From the entries below, gather each line containing the word "FPOC".

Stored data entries
═══

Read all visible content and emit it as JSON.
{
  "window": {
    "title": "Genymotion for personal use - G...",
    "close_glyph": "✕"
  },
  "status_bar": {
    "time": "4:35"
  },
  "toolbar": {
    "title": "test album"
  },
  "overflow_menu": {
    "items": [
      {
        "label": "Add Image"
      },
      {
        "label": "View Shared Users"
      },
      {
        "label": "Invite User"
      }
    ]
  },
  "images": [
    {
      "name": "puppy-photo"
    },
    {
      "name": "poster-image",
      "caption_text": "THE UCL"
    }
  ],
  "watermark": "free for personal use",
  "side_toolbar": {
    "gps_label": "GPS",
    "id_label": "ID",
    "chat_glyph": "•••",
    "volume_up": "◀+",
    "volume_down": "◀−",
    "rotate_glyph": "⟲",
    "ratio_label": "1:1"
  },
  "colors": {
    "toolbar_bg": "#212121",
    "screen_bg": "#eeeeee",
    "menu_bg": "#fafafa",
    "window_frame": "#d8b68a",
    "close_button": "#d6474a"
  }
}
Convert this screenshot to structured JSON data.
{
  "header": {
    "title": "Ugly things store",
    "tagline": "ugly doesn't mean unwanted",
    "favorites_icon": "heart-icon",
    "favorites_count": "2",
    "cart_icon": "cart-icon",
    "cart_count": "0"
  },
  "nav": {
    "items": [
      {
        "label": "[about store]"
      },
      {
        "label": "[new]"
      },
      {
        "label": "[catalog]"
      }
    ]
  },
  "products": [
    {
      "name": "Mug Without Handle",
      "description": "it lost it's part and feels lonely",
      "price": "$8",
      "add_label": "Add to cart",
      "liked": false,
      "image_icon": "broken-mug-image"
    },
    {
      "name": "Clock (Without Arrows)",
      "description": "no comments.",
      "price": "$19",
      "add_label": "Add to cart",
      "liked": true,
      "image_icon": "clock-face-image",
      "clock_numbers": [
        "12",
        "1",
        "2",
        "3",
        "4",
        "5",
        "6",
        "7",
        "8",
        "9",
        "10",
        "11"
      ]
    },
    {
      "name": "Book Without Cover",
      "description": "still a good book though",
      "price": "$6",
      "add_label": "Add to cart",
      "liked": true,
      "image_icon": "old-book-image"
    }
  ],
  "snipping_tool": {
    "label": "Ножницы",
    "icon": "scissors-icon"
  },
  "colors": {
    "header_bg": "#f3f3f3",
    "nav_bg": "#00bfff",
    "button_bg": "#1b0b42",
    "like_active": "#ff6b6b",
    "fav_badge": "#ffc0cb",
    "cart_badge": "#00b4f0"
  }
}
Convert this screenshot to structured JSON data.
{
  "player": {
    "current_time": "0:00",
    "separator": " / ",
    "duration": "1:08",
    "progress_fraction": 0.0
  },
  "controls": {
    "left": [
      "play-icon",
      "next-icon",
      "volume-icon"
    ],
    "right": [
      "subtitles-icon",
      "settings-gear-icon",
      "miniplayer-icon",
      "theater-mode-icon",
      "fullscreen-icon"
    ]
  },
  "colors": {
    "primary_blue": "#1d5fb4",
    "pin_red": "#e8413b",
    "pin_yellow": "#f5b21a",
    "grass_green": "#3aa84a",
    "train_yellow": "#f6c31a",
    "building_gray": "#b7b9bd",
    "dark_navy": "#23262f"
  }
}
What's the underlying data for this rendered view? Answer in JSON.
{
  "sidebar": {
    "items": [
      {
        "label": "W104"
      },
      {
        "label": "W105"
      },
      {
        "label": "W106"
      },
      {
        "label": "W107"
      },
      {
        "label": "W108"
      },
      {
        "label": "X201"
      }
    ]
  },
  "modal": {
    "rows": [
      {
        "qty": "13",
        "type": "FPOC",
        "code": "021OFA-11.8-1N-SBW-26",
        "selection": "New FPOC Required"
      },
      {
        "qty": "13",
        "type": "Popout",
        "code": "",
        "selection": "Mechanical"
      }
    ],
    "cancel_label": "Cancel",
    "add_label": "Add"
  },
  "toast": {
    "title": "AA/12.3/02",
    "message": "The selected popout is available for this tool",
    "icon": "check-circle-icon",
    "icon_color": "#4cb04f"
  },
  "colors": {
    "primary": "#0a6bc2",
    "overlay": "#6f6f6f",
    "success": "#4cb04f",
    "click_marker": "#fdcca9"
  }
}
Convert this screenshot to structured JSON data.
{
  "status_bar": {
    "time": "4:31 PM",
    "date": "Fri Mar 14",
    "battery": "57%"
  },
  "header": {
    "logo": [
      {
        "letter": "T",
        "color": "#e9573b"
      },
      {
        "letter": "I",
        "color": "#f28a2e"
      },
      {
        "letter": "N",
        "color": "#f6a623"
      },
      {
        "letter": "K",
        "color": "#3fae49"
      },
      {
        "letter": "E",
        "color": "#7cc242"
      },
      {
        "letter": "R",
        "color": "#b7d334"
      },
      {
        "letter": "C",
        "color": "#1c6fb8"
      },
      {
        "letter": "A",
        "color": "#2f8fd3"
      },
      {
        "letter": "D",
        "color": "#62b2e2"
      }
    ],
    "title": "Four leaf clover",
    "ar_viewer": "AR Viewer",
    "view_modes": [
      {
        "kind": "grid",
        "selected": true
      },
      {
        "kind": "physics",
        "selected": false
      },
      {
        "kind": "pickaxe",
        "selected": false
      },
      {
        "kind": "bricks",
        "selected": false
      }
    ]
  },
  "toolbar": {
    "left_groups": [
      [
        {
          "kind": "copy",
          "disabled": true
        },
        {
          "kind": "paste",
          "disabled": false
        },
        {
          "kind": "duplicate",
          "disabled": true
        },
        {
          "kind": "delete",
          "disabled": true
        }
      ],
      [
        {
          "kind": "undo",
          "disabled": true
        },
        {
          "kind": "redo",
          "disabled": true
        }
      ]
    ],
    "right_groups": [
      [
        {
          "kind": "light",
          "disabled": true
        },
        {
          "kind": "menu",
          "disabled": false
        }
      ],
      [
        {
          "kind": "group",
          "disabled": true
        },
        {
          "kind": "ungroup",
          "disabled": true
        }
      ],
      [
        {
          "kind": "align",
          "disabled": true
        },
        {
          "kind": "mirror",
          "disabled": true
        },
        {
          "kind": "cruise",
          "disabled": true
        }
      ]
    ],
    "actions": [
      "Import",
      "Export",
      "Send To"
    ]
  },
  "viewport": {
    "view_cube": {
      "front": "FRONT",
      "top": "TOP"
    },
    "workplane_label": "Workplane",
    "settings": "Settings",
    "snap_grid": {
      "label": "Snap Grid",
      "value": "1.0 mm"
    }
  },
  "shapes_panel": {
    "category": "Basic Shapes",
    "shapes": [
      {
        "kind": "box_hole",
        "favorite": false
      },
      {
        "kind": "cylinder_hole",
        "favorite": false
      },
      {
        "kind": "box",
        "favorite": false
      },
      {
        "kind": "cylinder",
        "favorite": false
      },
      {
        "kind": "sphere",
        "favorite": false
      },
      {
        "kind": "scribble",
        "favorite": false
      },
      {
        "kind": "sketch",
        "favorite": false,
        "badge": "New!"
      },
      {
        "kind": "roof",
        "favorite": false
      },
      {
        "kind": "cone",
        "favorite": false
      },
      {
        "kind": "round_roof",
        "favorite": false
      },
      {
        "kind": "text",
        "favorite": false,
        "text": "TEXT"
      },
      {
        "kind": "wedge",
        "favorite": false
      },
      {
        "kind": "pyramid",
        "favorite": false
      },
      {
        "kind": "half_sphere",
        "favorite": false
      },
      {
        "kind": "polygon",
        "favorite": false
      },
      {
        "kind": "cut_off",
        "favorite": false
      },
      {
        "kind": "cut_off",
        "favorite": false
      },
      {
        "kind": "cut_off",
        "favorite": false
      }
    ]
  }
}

═══

:: Task solution ::
        "type": "FPOC",
        "selection": "New FPOC Required"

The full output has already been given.